* Goal *
Search the material below for the string "label" and list each line that holds it.
☆ ☆ ☆
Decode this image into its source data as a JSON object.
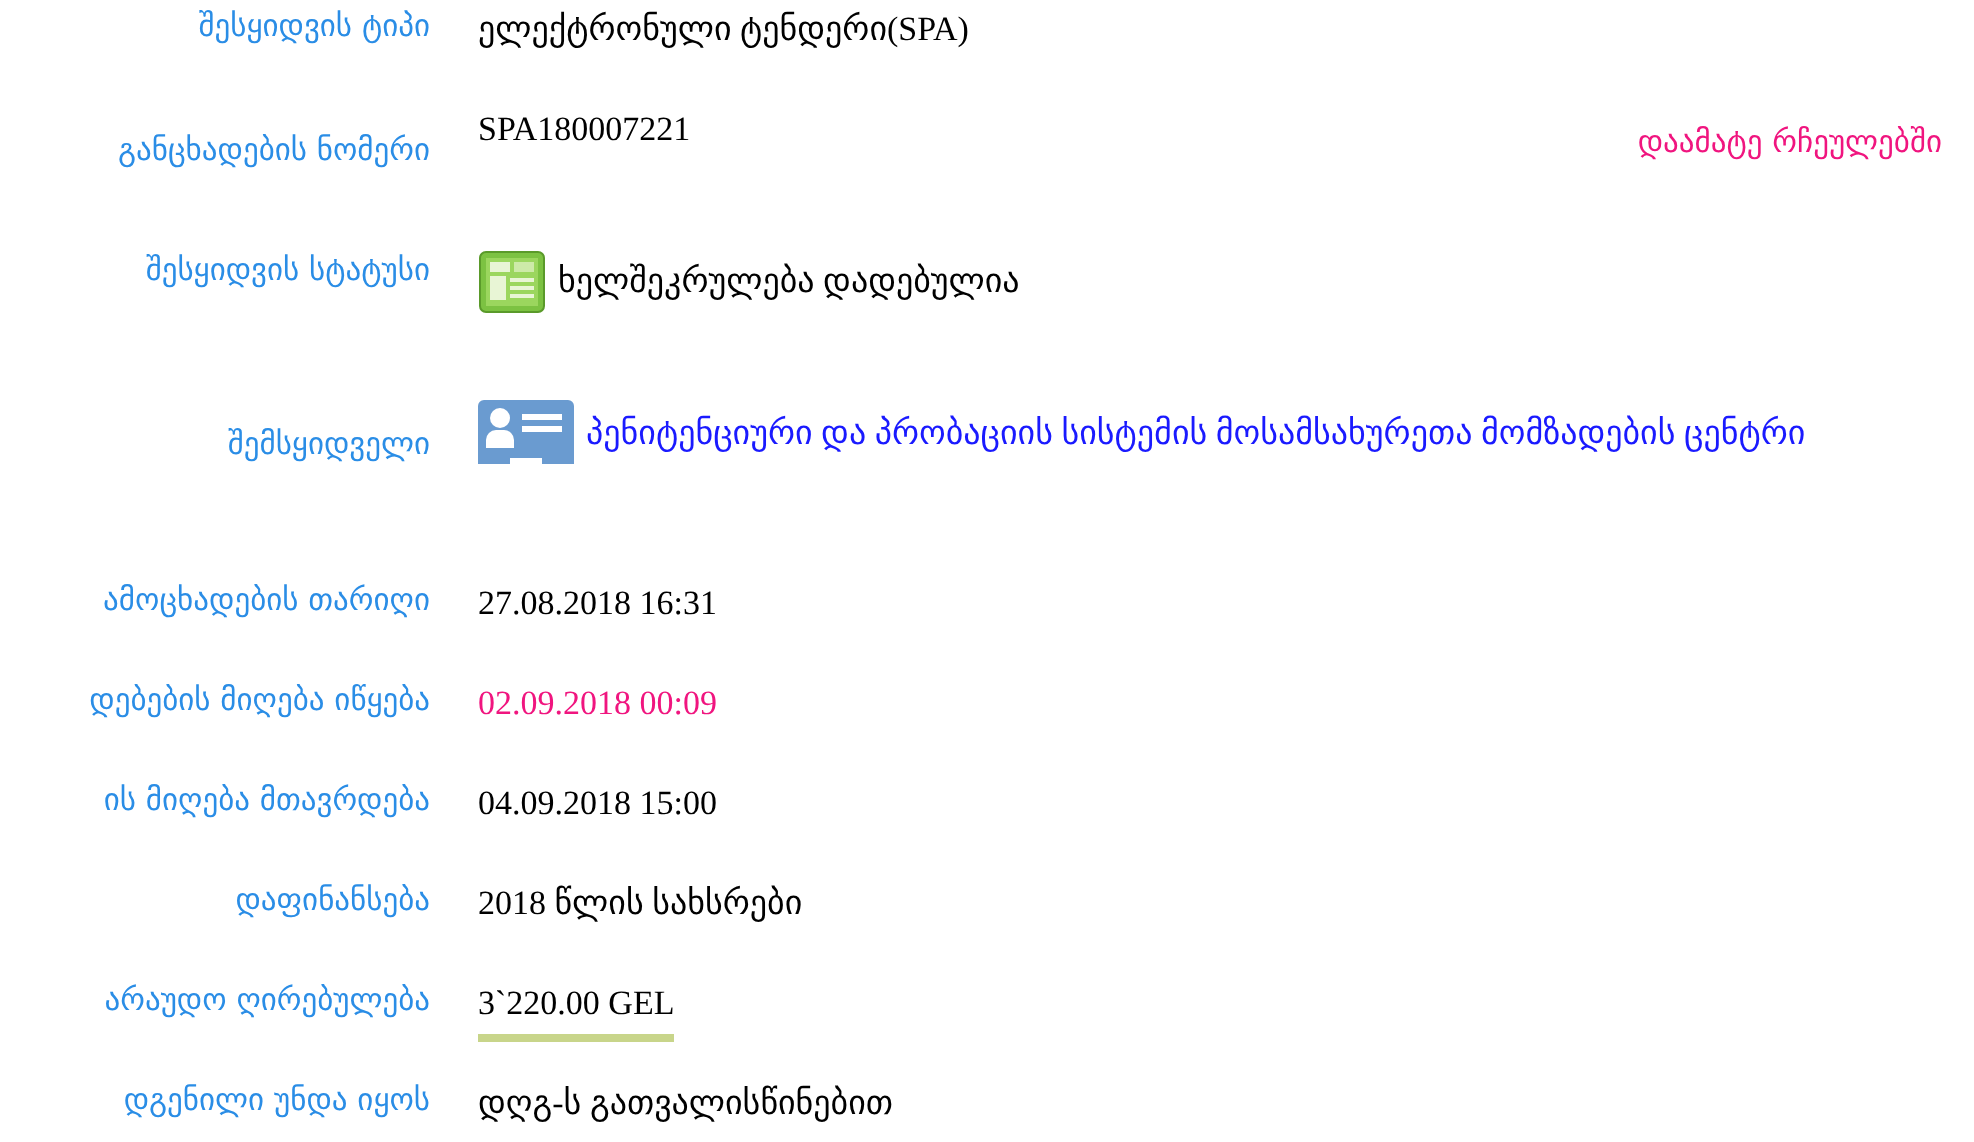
{
  "rows": [
    {
      "label": "შესყიდვის ტიპი",
      "value": "ელექტრონული ტენდერი(SPA)",
      "kind": "text"
    },
    {
      "label": "განცხადების ნომერი",
      "value": "SPA180007221",
      "kind": "text",
      "action": "დაამატე რჩეულებში"
    },
    {
      "label": "შესყიდვის სტატუსი",
      "value": "ხელშეკრულება დადებულია",
      "kind": "status"
    },
    {
      "label": "შემსყიდველი",
      "value": "პენიტენციური და პრობაციის სისტემის მოსამსახურეთა მომზადების ცენტრი",
      "kind": "organization"
    },
    {
      "label": "ამოცხადების თარიღი",
      "value": "27.08.2018 16:31",
      "kind": "text"
    },
    {
      "label": "დებების მიღება იწყება",
      "value": "02.09.2018 00:09",
      "kind": "highlighted"
    },
    {
      "label": "ის მიღება მთავრდება",
      "value": "04.09.2018 15:00",
      "kind": "text"
    },
    {
      "label": "დაფინანსება",
      "value": "2018 წლის სახსრები",
      "kind": "text"
    },
    {
      "label": "არაუდო ღირებულება",
      "value": "3`220.00 GEL",
      "kind": "amount"
    },
    {
      "label": "დგენილი უნდა იყოს",
      "value": "დღგ-ს გათვალისწინებით",
      "kind": "text"
    }
  ]
}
☆ ☆ ☆
* Output for this task *
      "label": "შესყიდვის ტიპი",
      "label": "განცხადების ნომერი",
      "label": "შესყიდვის სტატუსი",
      "label": "შემსყიდველი",
      "label": "ამოცხადების თარიღი",
      "label": "დებების მიღება იწყება",
      "label": "ის მიღება მთავრდება",
      "label": "დაფინანსება",
      "label": "არაუდო ღირებულება",
      "label": "დგენილი უნდა იყოს",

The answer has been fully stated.